**Extracted information**.
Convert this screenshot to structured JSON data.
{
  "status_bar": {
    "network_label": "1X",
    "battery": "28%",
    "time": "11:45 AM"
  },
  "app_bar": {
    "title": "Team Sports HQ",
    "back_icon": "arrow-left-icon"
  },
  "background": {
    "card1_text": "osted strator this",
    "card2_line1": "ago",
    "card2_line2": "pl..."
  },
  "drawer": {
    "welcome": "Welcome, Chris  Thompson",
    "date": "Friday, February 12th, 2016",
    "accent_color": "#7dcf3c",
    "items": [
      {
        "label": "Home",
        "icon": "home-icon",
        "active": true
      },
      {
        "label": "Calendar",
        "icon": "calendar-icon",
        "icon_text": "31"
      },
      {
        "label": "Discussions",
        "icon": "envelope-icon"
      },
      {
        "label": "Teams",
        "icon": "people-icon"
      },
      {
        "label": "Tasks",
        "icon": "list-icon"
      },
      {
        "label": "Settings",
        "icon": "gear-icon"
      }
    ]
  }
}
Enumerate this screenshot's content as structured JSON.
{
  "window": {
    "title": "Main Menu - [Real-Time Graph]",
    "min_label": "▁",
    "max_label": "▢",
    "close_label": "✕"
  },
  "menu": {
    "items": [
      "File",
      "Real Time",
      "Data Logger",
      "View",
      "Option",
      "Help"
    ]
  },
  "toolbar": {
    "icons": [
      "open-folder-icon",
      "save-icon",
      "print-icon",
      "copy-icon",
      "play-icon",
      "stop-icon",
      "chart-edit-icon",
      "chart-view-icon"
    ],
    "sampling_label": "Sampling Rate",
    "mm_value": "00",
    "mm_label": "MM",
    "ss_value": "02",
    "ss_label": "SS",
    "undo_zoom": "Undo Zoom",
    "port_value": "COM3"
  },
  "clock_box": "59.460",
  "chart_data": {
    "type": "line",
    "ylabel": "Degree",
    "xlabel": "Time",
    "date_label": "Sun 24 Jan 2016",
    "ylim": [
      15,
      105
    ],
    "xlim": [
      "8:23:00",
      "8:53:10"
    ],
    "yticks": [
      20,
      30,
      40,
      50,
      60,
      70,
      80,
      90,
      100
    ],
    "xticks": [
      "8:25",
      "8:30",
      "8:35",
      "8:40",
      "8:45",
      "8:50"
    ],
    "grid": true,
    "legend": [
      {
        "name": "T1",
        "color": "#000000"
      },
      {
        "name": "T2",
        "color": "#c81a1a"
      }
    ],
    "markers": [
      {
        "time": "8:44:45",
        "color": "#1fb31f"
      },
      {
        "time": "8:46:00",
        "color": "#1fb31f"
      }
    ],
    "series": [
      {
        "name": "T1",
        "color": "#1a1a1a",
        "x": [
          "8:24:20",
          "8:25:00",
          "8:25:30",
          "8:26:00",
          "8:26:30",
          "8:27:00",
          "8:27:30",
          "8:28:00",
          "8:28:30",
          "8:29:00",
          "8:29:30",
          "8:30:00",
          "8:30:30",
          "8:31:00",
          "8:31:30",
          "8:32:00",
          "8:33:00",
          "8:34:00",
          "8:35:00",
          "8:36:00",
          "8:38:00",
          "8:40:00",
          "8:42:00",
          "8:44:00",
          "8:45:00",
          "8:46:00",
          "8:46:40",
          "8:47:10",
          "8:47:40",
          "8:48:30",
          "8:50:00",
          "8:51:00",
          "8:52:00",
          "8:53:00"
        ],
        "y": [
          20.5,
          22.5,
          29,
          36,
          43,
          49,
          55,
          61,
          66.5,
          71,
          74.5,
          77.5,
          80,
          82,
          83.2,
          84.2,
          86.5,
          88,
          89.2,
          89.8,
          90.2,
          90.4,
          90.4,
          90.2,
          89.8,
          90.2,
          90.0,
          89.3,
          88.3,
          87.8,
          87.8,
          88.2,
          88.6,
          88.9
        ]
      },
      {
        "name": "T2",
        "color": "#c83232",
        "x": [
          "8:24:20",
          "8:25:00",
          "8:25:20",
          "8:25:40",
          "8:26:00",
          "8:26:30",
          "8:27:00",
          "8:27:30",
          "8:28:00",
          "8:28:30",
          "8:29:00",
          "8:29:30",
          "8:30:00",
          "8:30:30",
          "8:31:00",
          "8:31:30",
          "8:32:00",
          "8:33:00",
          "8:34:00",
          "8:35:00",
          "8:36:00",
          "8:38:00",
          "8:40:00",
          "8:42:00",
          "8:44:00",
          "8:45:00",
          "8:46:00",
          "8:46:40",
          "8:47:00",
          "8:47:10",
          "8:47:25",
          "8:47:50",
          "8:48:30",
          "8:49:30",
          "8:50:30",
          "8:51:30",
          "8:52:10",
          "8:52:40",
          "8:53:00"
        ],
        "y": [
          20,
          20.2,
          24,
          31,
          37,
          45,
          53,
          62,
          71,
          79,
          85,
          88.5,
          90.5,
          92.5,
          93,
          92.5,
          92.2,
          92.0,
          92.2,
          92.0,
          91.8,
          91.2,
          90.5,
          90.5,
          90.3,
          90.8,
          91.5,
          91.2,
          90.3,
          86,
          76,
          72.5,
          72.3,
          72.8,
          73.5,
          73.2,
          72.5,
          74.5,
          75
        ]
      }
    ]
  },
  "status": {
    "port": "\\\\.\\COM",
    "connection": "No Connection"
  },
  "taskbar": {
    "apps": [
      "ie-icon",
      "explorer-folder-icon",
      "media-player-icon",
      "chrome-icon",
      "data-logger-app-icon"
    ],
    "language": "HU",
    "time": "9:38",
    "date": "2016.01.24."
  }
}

**Task statement**. Quote each line of the listing above exactly.

**Response to the task**.
Convert this screenshot to structured JSON data.
{
  "status_bar": {
    "network_label": "1X",
    "battery": "28%",
    "time": "11:45 AM"
  },
  "app_bar": {
    "title": "Team Sports HQ",
    "back_icon": "arrow-left-icon"
  },
  "background": {
    "card1_text": "osted strator this",
    "card2_line1": "ago",
    "card2_line2": "pl..."
  },
  "drawer": {
    "welcome": "Welcome, Chris  Thompson",
    "date": "Friday, February 12th, 2016",
    "accent_color": "#7dcf3c",
    "items": [
      {
        "label": "Home",
        "icon": "home-icon",
        "active": true
      },
      {
        "label": "Calendar",
        "icon": "calendar-icon",
        "icon_text": "31"
      },
      {
        "label": "Discussions",
        "icon": "envelope-icon"
      },
      {
        "label": "Teams",
        "icon": "people-icon"
      },
      {
        "label": "Tasks",
        "icon": "list-icon"
      },
      {
        "label": "Settings",
        "icon": "gear-icon"
      }
    ]
  }
}
Enumerate this screenshot's content as structured JSON.
{
  "window": {
    "title": "Main Menu - [Real-Time Graph]",
    "min_label": "▁",
    "max_label": "▢",
    "close_label": "✕"
  },
  "menu": {
    "items": [
      "File",
      "Real Time",
      "Data Logger",
      "View",
      "Option",
      "Help"
    ]
  },
  "toolbar": {
    "icons": [
      "open-folder-icon",
      "save-icon",
      "print-icon",
      "copy-icon",
      "play-icon",
      "stop-icon",
      "chart-edit-icon",
      "chart-view-icon"
    ],
    "sampling_label": "Sampling Rate",
    "mm_value": "00",
    "mm_label": "MM",
    "ss_value": "02",
    "ss_label": "SS",
    "undo_zoom": "Undo Zoom",
    "port_value": "COM3"
  },
  "clock_box": "59.460",
  "chart_data": {
    "type": "line",
    "ylabel": "Degree",
    "xlabel": "Time",
    "date_label": "Sun 24 Jan 2016",
    "ylim": [
      15,
      105
    ],
    "xlim": [
      "8:23:00",
      "8:53:10"
    ],
    "yticks": [
      20,
      30,
      40,
      50,
      60,
      70,
      80,
      90,
      100
    ],
    "xticks": [
      "8:25",
      "8:30",
      "8:35",
      "8:40",
      "8:45",
      "8:50"
    ],
    "grid": true,
    "legend": [
      {
        "name": "T1",
        "color": "#000000"
      },
      {
        "name": "T2",
        "color": "#c81a1a"
      }
    ],
    "markers": [
      {
        "time": "8:44:45",
        "color": "#1fb31f"
      },
      {
        "time": "8:46:00",
        "color": "#1fb31f"
      }
    ],
    "series": [
      {
        "name": "T1",
        "color": "#1a1a1a",
        "x": [
          "8:24:20",
          "8:25:00",
          "8:25:30",
          "8:26:00",
          "8:26:30",
          "8:27:00",
          "8:27:30",
          "8:28:00",
          "8:28:30",
          "8:29:00",
          "8:29:30",
          "8:30:00",
          "8:30:30",
          "8:31:00",
          "8:31:30",
          "8:32:00",
          "8:33:00",
          "8:34:00",
          "8:35:00",
          "8:36:00",
          "8:38:00",
          "8:40:00",
          "8:42:00",
          "8:44:00",
          "8:45:00",
          "8:46:00",
          "8:46:40",
          "8:47:10",
          "8:47:40",
          "8:48:30",
          "8:50:00",
          "8:51:00",
          "8:52:00",
          "8:53:00"
        ],
        "y": [
          20.5,
          22.5,
          29,
          36,
          43,
          49,
          55,
          61,
          66.5,
          71,
          74.5,
          77.5,
          80,
          82,
          83.2,
          84.2,
          86.5,
          88,
          89.2,
          89.8,
          90.2,
          90.4,
          90.4,
          90.2,
          89.8,
          90.2,
          90.0,
          89.3,
          88.3,
          87.8,
          87.8,
          88.2,
          88.6,
          88.9
        ]
      },
      {
        "name": "T2",
        "color": "#c83232",
        "x": [
          "8:24:20",
          "8:25:00",
          "8:25:20",
          "8:25:40",
          "8:26:00",
          "8:26:30",
          "8:27:00",
          "8:27:30",
          "8:28:00",
          "8:28:30",
          "8:29:00",
          "8:29:30",
          "8:30:00",
          "8:30:30",
          "8:31:00",
          "8:31:30",
          "8:32:00",
          "8:33:00",
          "8:34:00",
          "8:35:00",
          "8:36:00",
          "8:38:00",
          "8:40:00",
          "8:42:00",
          "8:44:00",
          "8:45:00",
          "8:46:00",
          "8:46:40",
          "8:47:00",
          "8:47:10",
          "8:47:25",
          "8:47:50",
          "8:48:30",
          "8:49:30",
          "8:50:30",
          "8:51:30",
          "8:52:10",
          "8:52:40",
          "8:53:00"
        ],
        "y": [
          20,
          20.2,
          24,
          31,
          37,
          45,
          53,
          62,
          71,
          79,
          85,
          88.5,
          90.5,
          92.5,
          93,
          92.5,
          92.2,
          92.0,
          92.2,
          92.0,
          91.8,
          91.2,
          90.5,
          90.5,
          90.3,
          90.8,
          91.5,
          91.2,
          90.3,
          86,
          76,
          72.5,
          72.3,
          72.8,
          73.5,
          73.2,
          72.5,
          74.5,
          75
        ]
      }
    ]
  },
  "status": {
    "port": "\\\\.\\COM",
    "connection": "No Connection"
  },
  "taskbar": {
    "apps": [
      "ie-icon",
      "explorer-folder-icon",
      "media-player-icon",
      "chrome-icon",
      "data-logger-app-icon"
    ],
    "language": "HU",
    "time": "9:38",
    "date": "2016.01.24."
  }
}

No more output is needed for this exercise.